In the listing, take the lines from the line with "sticker-card-chicken[interactable] — [369, 178, 675, 480]" up to and including the line with "sticker-caption-cat: 5 голосов". Swap "sticker-card" for "sticker-tile" and return only those lines, with everything else left unchanged.
:: EXERCISE INPUTS ::
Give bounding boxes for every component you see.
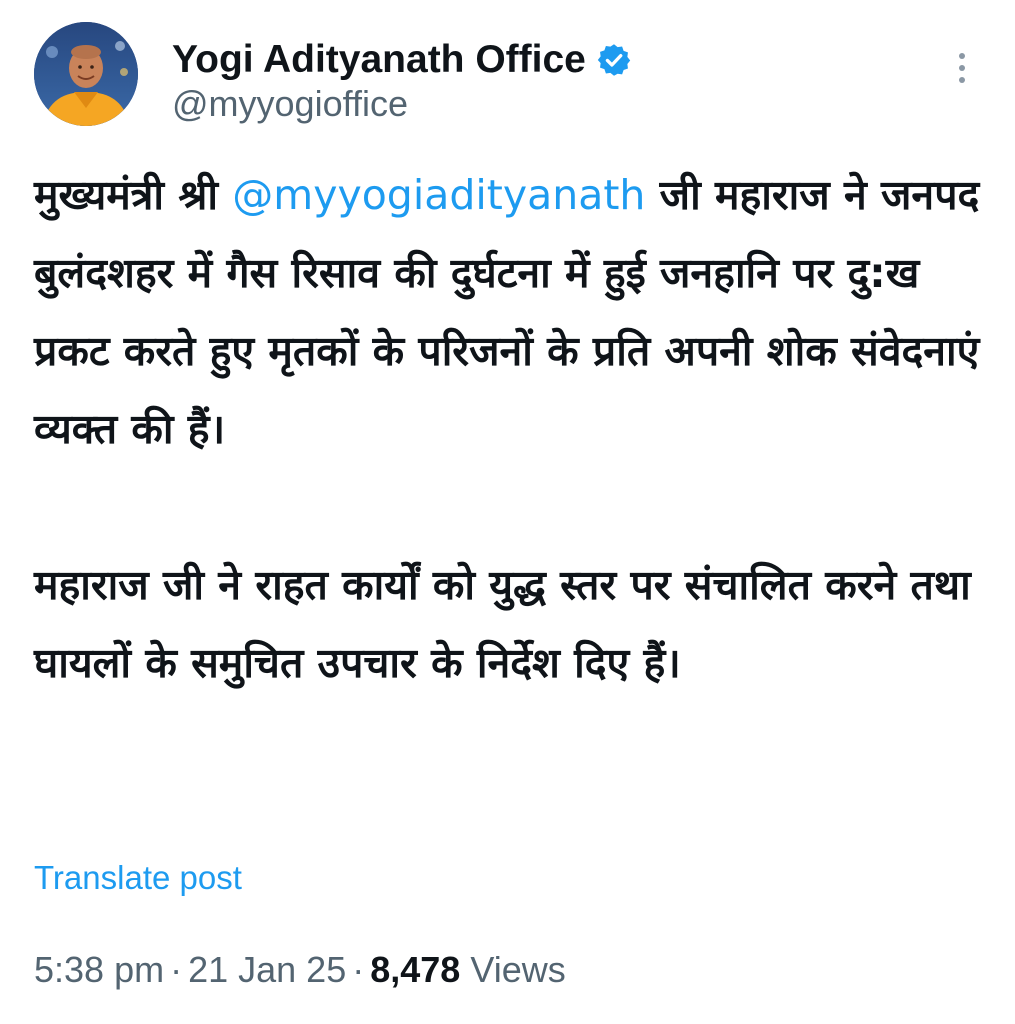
avatar[interactable] — [34, 22, 138, 126]
name-row: Yogi Adityanath Office — [172, 36, 632, 84]
display-name[interactable]: Yogi Adityanath Office — [172, 36, 586, 84]
separator-dot: · — [170, 949, 183, 990]
separator-dot: · — [352, 949, 365, 990]
post-date[interactable]: 21 Jan 25 — [188, 949, 346, 990]
tweet-text-lead: मुख्यमंत्री श्री — [34, 171, 233, 219]
tweet-header: Yogi Adityanath Office @myyogioffice — [34, 22, 984, 132]
verified-badge-icon — [596, 42, 632, 78]
user-handle[interactable]: @myyogioffice — [172, 82, 408, 126]
post-time[interactable]: 5:38 pm — [34, 949, 164, 990]
tweet-meta: 5:38 pm · 21 Jan 25 · 8,478 Views — [34, 944, 566, 996]
tweet-text: मुख्यमंत्री श्री @myyogiadityanath जी मह… — [34, 156, 984, 702]
views-label: Views — [470, 949, 566, 990]
translate-post-link[interactable]: Translate post — [34, 856, 242, 900]
tweet-paragraph-1: मुख्यमंत्री श्री @myyogiadityanath जी मह… — [34, 156, 984, 468]
more-vertical-icon[interactable] — [950, 48, 974, 88]
tweet-paragraph-2: महाराज जी ने राहत कार्यों को युद्ध स्तर … — [34, 561, 971, 687]
mention-link[interactable]: @myyogiadityanath — [232, 171, 645, 219]
views-count: 8,478 — [370, 949, 461, 990]
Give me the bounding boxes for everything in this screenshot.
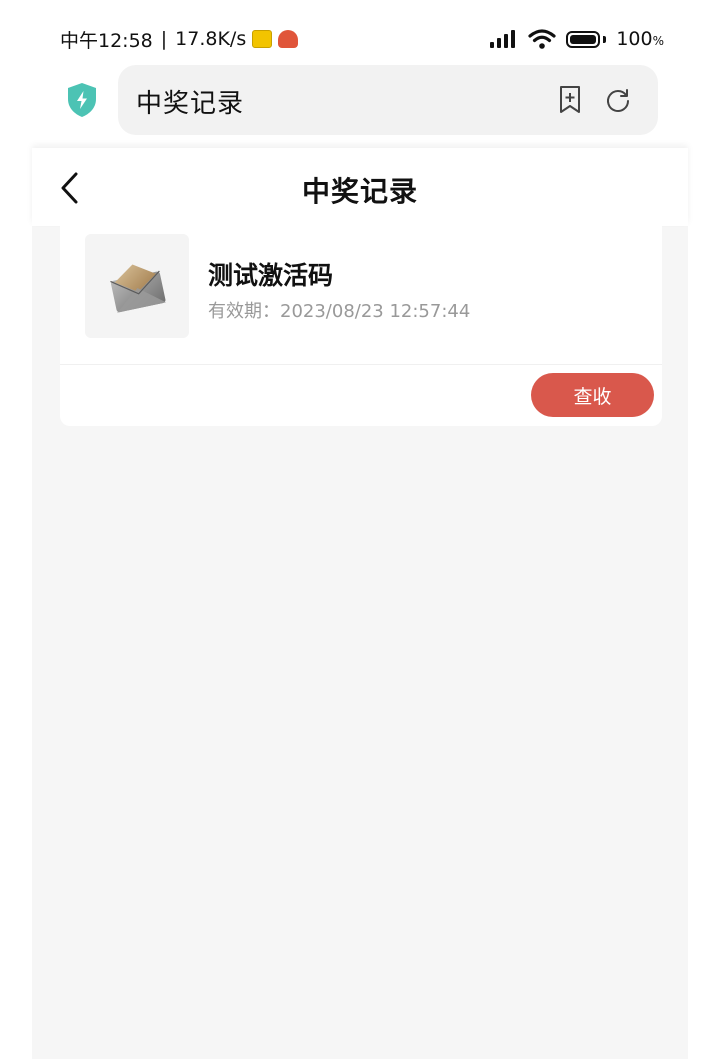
network-speed: 17.8K/s <box>175 28 247 50</box>
battery-tip <box>603 35 607 43</box>
status-right: 100% <box>490 28 664 50</box>
app-notification-icon <box>252 30 273 48</box>
battery-percent: 100% <box>616 28 664 50</box>
battery-icon <box>566 30 607 48</box>
app-page: 中奖记录 测试激活码 有效期：2023/08/23 12:57:44 查收 <box>32 148 688 1059</box>
envelope-icon <box>110 264 167 313</box>
bookmark-add-icon[interactable] <box>556 85 584 115</box>
page-header: 中奖记录 <box>32 148 688 226</box>
view-prize-button[interactable]: 查收 <box>531 373 654 417</box>
battery-level: 100 <box>616 28 653 50</box>
address-bar-title: 中奖记录 <box>136 89 245 119</box>
status-separator: | <box>160 28 168 50</box>
prize-title: 测试激活码 <box>208 261 334 290</box>
battery-fill <box>570 34 597 44</box>
page-title: 中奖记录 <box>301 175 418 208</box>
wifi-icon <box>528 29 556 49</box>
prize-thumbnail <box>85 234 189 338</box>
prize-record-card: 测试激活码 有效期：2023/08/23 12:57:44 查收 <box>60 226 662 426</box>
screen: 中午12:58 | 17.8K/s 100% 中奖记录 中奖记录 测试激活码 有… <box>0 0 720 1059</box>
battery-body <box>566 30 601 48</box>
browser-address-row: 中奖记录 <box>0 64 720 138</box>
signal-icon <box>490 30 516 48</box>
prize-expiry: 有效期：2023/08/23 12:57:44 <box>208 301 471 322</box>
game-notification-icon <box>278 30 299 48</box>
shield-bolt-icon[interactable] <box>66 82 98 118</box>
address-bar[interactable]: 中奖记录 <box>118 65 658 135</box>
status-time: 中午12:58 <box>60 29 153 52</box>
card-divider <box>60 364 662 365</box>
battery-unit: % <box>652 34 664 48</box>
refresh-icon[interactable] <box>604 85 632 115</box>
status-left: 中午12:58 | 17.8K/s <box>60 26 299 53</box>
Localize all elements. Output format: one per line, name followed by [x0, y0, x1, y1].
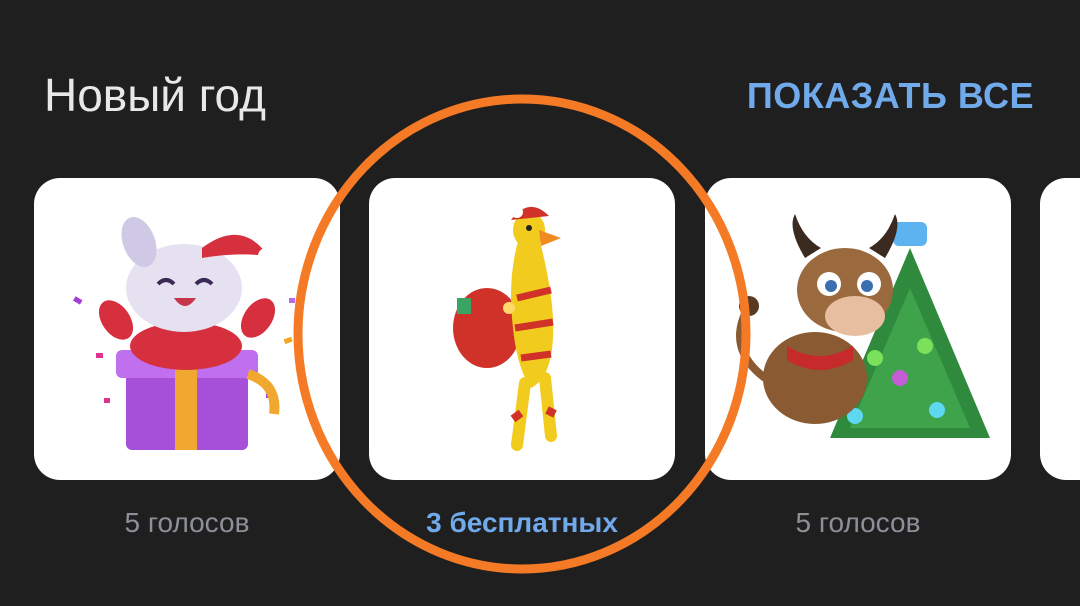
sticker-card-chicken[interactable] — [369, 178, 675, 480]
show-all-button[interactable]: ПОКАЗАТЬ ВСЕ — [747, 78, 1034, 114]
cat-gift-sticker-icon — [73, 216, 295, 450]
sticker-card-bull[interactable] — [705, 178, 1011, 480]
section-title: Новый год — [44, 69, 266, 121]
bull-tree-sticker-icon — [736, 214, 990, 438]
sticker-card-cat[interactable] — [34, 178, 340, 480]
sticker-card-partial[interactable] — [1040, 178, 1080, 480]
sticker-caption-chicken: 3 бесплатных — [426, 507, 618, 538]
sticker-caption-cat: 5 голосов — [124, 507, 250, 538]
chicken-sticker-icon — [453, 206, 561, 451]
sticker-caption-bull: 5 голосов — [795, 507, 921, 538]
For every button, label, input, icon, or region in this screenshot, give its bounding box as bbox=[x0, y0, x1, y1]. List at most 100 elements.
:::
_EXPECTED OUTPUT_.
sticker-tile-chicken[interactable] — [369, 178, 675, 480]
show-all-button[interactable]: ПОКАЗАТЬ ВСЕ — [747, 78, 1034, 114]
cat-gift-sticker-icon — [73, 216, 295, 450]
sticker-tile-bull[interactable] — [705, 178, 1011, 480]
section-title: Новый год — [44, 69, 266, 121]
bull-tree-sticker-icon — [736, 214, 990, 438]
sticker-tile-cat[interactable] — [34, 178, 340, 480]
sticker-tile-partial[interactable] — [1040, 178, 1080, 480]
sticker-caption-chicken: 3 бесплатных — [426, 507, 618, 538]
sticker-caption-cat: 5 голосов — [124, 507, 250, 538]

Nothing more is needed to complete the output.